begin DATA LISTING

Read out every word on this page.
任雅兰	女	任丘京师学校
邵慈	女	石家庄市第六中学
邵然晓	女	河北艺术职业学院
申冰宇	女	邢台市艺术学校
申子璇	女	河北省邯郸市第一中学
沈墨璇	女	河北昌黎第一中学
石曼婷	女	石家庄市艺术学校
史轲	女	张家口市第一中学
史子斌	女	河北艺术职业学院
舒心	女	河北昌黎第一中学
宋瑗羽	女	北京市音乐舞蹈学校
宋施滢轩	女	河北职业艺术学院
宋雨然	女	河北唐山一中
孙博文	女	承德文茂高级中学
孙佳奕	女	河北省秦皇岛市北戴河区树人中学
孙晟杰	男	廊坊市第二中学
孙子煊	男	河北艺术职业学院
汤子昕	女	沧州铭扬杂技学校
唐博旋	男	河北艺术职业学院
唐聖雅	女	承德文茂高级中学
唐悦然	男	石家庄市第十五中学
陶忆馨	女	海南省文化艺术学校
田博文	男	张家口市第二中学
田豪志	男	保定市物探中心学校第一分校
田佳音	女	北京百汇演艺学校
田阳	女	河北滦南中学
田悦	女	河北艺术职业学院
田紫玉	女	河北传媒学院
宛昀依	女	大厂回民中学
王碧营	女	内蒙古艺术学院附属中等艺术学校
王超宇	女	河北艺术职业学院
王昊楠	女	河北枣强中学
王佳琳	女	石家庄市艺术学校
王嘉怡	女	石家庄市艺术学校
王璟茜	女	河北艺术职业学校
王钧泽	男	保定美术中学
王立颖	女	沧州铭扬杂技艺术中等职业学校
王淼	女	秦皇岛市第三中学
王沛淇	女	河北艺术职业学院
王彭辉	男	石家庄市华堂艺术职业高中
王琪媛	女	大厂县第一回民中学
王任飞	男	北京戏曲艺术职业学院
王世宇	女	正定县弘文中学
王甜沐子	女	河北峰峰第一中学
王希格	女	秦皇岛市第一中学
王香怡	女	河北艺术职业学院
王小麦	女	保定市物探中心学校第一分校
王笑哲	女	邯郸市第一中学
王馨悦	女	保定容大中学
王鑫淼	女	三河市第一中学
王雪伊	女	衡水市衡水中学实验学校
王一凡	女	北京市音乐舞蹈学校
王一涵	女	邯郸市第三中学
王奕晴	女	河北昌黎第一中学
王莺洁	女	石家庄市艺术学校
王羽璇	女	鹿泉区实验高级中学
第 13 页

end DATA LISTING

▸ DESCRIPTION OF THE TASK
Repeat the material above in full, quoting it exactly.

▸ SOLUTION TO THIS EXERCISE
Read out every word on this page.
任雅兰	女	任丘京师学校
邵慈	女	石家庄市第六中学
邵然晓	女	河北艺术职业学院
申冰宇	女	邢台市艺术学校
申子璇	女	河北省邯郸市第一中学
沈墨璇	女	河北昌黎第一中学
石曼婷	女	石家庄市艺术学校
史轲	女	张家口市第一中学
史子斌	女	河北艺术职业学院
舒心	女	河北昌黎第一中学
宋瑗羽	女	北京市音乐舞蹈学校
宋施滢轩	女	河北职业艺术学院
宋雨然	女	河北唐山一中
孙博文	女	承德文茂高级中学
孙佳奕	女	河北省秦皇岛市北戴河区树人中学
孙晟杰	男	廊坊市第二中学
孙子煊	男	河北艺术职业学院
汤子昕	女	沧州铭扬杂技学校
唐博旋	男	河北艺术职业学院
唐聖雅	女	承德文茂高级中学
唐悦然	男	石家庄市第十五中学
陶忆馨	女	海南省文化艺术学校
田博文	男	张家口市第二中学
田豪志	男	保定市物探中心学校第一分校
田佳音	女	北京百汇演艺学校
田阳	女	河北滦南中学
田悦	女	河北艺术职业学院
田紫玉	女	河北传媒学院
宛昀依	女	大厂回民中学
王碧营	女	内蒙古艺术学院附属中等艺术学校
王超宇	女	河北艺术职业学院
王昊楠	女	河北枣强中学
王佳琳	女	石家庄市艺术学校
王嘉怡	女	石家庄市艺术学校
王璟茜	女	河北艺术职业学校
王钧泽	男	保定美术中学
王立颖	女	沧州铭扬杂技艺术中等职业学校
王淼	女	秦皇岛市第三中学
王沛淇	女	河北艺术职业学院
王彭辉	男	石家庄市华堂艺术职业高中
王琪媛	女	大厂县第一回民中学
王任飞	男	北京戏曲艺术职业学院
王世宇	女	正定县弘文中学
王甜沐子	女	河北峰峰第一中学
王希格	女	秦皇岛市第一中学
王香怡	女	河北艺术职业学院
王小麦	女	保定市物探中心学校第一分校
王笑哲	女	邯郸市第一中学
王馨悦	女	保定容大中学
王鑫淼	女	三河市第一中学
王雪伊	女	衡水市衡水中学实验学校
王一凡	女	北京市音乐舞蹈学校
王一涵	女	邯郸市第三中学
王奕晴	女	河北昌黎第一中学
王莺洁	女	石家庄市艺术学校
王羽璇	女	鹿泉区实验高级中学
第 13 页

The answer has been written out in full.